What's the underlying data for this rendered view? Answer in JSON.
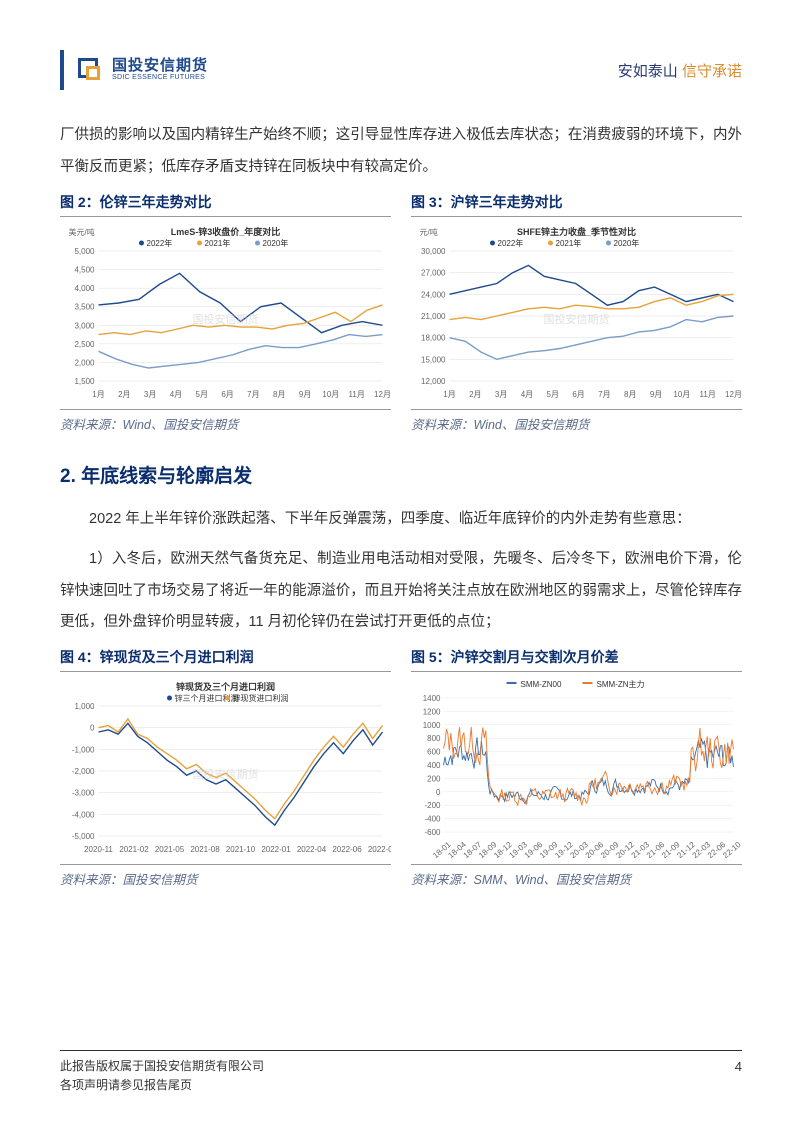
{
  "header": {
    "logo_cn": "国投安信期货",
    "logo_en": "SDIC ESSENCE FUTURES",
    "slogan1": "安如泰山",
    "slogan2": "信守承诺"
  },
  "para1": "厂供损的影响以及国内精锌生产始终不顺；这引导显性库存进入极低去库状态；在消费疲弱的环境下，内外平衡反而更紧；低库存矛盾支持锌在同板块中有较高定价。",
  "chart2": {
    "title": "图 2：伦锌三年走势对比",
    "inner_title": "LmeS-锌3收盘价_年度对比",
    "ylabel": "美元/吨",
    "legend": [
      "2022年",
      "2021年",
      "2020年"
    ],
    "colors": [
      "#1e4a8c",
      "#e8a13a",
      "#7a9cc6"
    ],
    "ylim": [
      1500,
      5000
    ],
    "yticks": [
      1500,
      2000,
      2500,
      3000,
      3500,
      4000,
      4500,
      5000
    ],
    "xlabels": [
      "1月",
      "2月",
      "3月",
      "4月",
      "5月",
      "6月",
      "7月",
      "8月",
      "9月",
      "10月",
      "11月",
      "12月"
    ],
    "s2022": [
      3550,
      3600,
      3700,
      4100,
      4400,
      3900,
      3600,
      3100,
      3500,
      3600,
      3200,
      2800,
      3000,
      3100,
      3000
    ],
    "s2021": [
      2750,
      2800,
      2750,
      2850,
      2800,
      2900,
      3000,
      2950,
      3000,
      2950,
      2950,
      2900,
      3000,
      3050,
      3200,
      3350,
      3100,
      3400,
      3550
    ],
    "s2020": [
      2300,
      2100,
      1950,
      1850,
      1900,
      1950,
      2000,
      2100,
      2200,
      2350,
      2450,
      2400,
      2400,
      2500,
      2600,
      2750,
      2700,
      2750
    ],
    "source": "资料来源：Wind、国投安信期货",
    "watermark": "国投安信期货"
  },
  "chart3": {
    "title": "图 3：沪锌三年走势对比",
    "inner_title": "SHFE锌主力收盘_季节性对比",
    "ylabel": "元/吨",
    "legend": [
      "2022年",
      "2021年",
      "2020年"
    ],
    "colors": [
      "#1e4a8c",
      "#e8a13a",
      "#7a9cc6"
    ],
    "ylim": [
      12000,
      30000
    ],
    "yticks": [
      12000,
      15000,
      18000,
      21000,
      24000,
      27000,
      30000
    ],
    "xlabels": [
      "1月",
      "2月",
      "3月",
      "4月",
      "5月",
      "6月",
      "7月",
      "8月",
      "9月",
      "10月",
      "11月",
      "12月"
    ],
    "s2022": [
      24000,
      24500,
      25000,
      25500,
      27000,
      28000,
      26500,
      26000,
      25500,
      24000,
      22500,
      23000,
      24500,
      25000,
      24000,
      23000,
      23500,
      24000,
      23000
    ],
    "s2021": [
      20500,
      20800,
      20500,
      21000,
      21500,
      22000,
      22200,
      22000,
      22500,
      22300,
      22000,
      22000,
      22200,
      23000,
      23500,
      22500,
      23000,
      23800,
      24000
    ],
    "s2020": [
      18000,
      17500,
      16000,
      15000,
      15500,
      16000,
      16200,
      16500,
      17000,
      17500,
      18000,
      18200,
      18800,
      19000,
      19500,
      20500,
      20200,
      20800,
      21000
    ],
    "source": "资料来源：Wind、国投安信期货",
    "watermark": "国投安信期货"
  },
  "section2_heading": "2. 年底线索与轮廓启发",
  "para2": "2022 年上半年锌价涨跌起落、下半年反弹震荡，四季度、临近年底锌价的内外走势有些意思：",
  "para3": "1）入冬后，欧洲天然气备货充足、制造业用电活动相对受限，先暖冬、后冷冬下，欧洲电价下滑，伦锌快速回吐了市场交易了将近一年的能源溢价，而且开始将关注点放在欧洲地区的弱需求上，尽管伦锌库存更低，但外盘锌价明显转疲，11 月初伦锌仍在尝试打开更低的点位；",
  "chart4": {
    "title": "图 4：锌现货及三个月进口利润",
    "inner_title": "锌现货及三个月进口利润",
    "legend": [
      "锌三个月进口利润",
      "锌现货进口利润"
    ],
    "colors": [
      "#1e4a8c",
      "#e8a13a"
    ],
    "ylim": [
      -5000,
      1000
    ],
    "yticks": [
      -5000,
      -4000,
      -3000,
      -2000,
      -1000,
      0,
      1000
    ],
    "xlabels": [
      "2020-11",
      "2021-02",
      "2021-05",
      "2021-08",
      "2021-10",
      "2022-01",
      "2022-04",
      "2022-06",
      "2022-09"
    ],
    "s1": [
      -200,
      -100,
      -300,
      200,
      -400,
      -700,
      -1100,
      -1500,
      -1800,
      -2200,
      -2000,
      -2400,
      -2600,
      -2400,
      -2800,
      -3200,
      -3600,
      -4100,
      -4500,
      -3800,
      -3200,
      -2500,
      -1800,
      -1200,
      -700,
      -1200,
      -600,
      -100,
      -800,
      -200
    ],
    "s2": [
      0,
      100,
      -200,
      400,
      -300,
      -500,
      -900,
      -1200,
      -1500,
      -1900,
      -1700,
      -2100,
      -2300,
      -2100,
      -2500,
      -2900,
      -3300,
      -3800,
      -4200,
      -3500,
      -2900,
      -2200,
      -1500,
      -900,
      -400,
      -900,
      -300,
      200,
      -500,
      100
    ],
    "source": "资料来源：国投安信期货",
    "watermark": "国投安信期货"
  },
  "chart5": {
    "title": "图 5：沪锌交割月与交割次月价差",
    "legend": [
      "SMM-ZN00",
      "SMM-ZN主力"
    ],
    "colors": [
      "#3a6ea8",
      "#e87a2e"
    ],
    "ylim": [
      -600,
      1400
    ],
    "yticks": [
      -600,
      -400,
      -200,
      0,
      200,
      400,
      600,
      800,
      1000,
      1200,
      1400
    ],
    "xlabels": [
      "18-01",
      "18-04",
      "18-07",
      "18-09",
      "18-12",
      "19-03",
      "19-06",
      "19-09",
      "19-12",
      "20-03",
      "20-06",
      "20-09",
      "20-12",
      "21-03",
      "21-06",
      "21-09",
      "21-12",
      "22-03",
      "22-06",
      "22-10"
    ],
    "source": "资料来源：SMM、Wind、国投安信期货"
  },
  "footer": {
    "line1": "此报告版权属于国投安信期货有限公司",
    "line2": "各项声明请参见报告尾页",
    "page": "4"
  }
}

• TASK DIRECTIONS: All of the data above should be quoted exactly, except for the pictures.

• RESPONSE TO THIS TASK:
What's the underlying data for this rendered view? Answer in JSON.
{
  "header": {
    "logo_cn": "国投安信期货",
    "logo_en": "SDIC ESSENCE FUTURES",
    "slogan1": "安如泰山",
    "slogan2": "信守承诺"
  },
  "para1": "厂供损的影响以及国内精锌生产始终不顺；这引导显性库存进入极低去库状态；在消费疲弱的环境下，内外平衡反而更紧；低库存矛盾支持锌在同板块中有较高定价。",
  "chart2": {
    "title": "图 2：伦锌三年走势对比",
    "inner_title": "LmeS-锌3收盘价_年度对比",
    "ylabel": "美元/吨",
    "legend": [
      "2022年",
      "2021年",
      "2020年"
    ],
    "colors": [
      "#1e4a8c",
      "#e8a13a",
      "#7a9cc6"
    ],
    "ylim": [
      1500,
      5000
    ],
    "yticks": [
      1500,
      2000,
      2500,
      3000,
      3500,
      4000,
      4500,
      5000
    ],
    "xlabels": [
      "1月",
      "2月",
      "3月",
      "4月",
      "5月",
      "6月",
      "7月",
      "8月",
      "9月",
      "10月",
      "11月",
      "12月"
    ],
    "s2022": [
      3550,
      3600,
      3700,
      4100,
      4400,
      3900,
      3600,
      3100,
      3500,
      3600,
      3200,
      2800,
      3000,
      3100,
      3000
    ],
    "s2021": [
      2750,
      2800,
      2750,
      2850,
      2800,
      2900,
      3000,
      2950,
      3000,
      2950,
      2950,
      2900,
      3000,
      3050,
      3200,
      3350,
      3100,
      3400,
      3550
    ],
    "s2020": [
      2300,
      2100,
      1950,
      1850,
      1900,
      1950,
      2000,
      2100,
      2200,
      2350,
      2450,
      2400,
      2400,
      2500,
      2600,
      2750,
      2700,
      2750
    ],
    "source": "资料来源：Wind、国投安信期货",
    "watermark": "国投安信期货"
  },
  "chart3": {
    "title": "图 3：沪锌三年走势对比",
    "inner_title": "SHFE锌主力收盘_季节性对比",
    "ylabel": "元/吨",
    "legend": [
      "2022年",
      "2021年",
      "2020年"
    ],
    "colors": [
      "#1e4a8c",
      "#e8a13a",
      "#7a9cc6"
    ],
    "ylim": [
      12000,
      30000
    ],
    "yticks": [
      12000,
      15000,
      18000,
      21000,
      24000,
      27000,
      30000
    ],
    "xlabels": [
      "1月",
      "2月",
      "3月",
      "4月",
      "5月",
      "6月",
      "7月",
      "8月",
      "9月",
      "10月",
      "11月",
      "12月"
    ],
    "s2022": [
      24000,
      24500,
      25000,
      25500,
      27000,
      28000,
      26500,
      26000,
      25500,
      24000,
      22500,
      23000,
      24500,
      25000,
      24000,
      23000,
      23500,
      24000,
      23000
    ],
    "s2021": [
      20500,
      20800,
      20500,
      21000,
      21500,
      22000,
      22200,
      22000,
      22500,
      22300,
      22000,
      22000,
      22200,
      23000,
      23500,
      22500,
      23000,
      23800,
      24000
    ],
    "s2020": [
      18000,
      17500,
      16000,
      15000,
      15500,
      16000,
      16200,
      16500,
      17000,
      17500,
      18000,
      18200,
      18800,
      19000,
      19500,
      20500,
      20200,
      20800,
      21000
    ],
    "source": "资料来源：Wind、国投安信期货",
    "watermark": "国投安信期货"
  },
  "section2_heading": "2. 年底线索与轮廓启发",
  "para2": "2022 年上半年锌价涨跌起落、下半年反弹震荡，四季度、临近年底锌价的内外走势有些意思：",
  "para3": "1）入冬后，欧洲天然气备货充足、制造业用电活动相对受限，先暖冬、后冷冬下，欧洲电价下滑，伦锌快速回吐了市场交易了将近一年的能源溢价，而且开始将关注点放在欧洲地区的弱需求上，尽管伦锌库存更低，但外盘锌价明显转疲，11 月初伦锌仍在尝试打开更低的点位；",
  "chart4": {
    "title": "图 4：锌现货及三个月进口利润",
    "inner_title": "锌现货及三个月进口利润",
    "legend": [
      "锌三个月进口利润",
      "锌现货进口利润"
    ],
    "colors": [
      "#1e4a8c",
      "#e8a13a"
    ],
    "ylim": [
      -5000,
      1000
    ],
    "yticks": [
      -5000,
      -4000,
      -3000,
      -2000,
      -1000,
      0,
      1000
    ],
    "xlabels": [
      "2020-11",
      "2021-02",
      "2021-05",
      "2021-08",
      "2021-10",
      "2022-01",
      "2022-04",
      "2022-06",
      "2022-09"
    ],
    "s1": [
      -200,
      -100,
      -300,
      200,
      -400,
      -700,
      -1100,
      -1500,
      -1800,
      -2200,
      -2000,
      -2400,
      -2600,
      -2400,
      -2800,
      -3200,
      -3600,
      -4100,
      -4500,
      -3800,
      -3200,
      -2500,
      -1800,
      -1200,
      -700,
      -1200,
      -600,
      -100,
      -800,
      -200
    ],
    "s2": [
      0,
      100,
      -200,
      400,
      -300,
      -500,
      -900,
      -1200,
      -1500,
      -1900,
      -1700,
      -2100,
      -2300,
      -2100,
      -2500,
      -2900,
      -3300,
      -3800,
      -4200,
      -3500,
      -2900,
      -2200,
      -1500,
      -900,
      -400,
      -900,
      -300,
      200,
      -500,
      100
    ],
    "source": "资料来源：国投安信期货",
    "watermark": "国投安信期货"
  },
  "chart5": {
    "title": "图 5：沪锌交割月与交割次月价差",
    "legend": [
      "SMM-ZN00",
      "SMM-ZN主力"
    ],
    "colors": [
      "#3a6ea8",
      "#e87a2e"
    ],
    "ylim": [
      -600,
      1400
    ],
    "yticks": [
      -600,
      -400,
      -200,
      0,
      200,
      400,
      600,
      800,
      1000,
      1200,
      1400
    ],
    "xlabels": [
      "18-01",
      "18-04",
      "18-07",
      "18-09",
      "18-12",
      "19-03",
      "19-06",
      "19-09",
      "19-12",
      "20-03",
      "20-06",
      "20-09",
      "20-12",
      "21-03",
      "21-06",
      "21-09",
      "21-12",
      "22-03",
      "22-06",
      "22-10"
    ],
    "source": "资料来源：SMM、Wind、国投安信期货"
  },
  "footer": {
    "line1": "此报告版权属于国投安信期货有限公司",
    "line2": "各项声明请参见报告尾页",
    "page": "4"
  }
}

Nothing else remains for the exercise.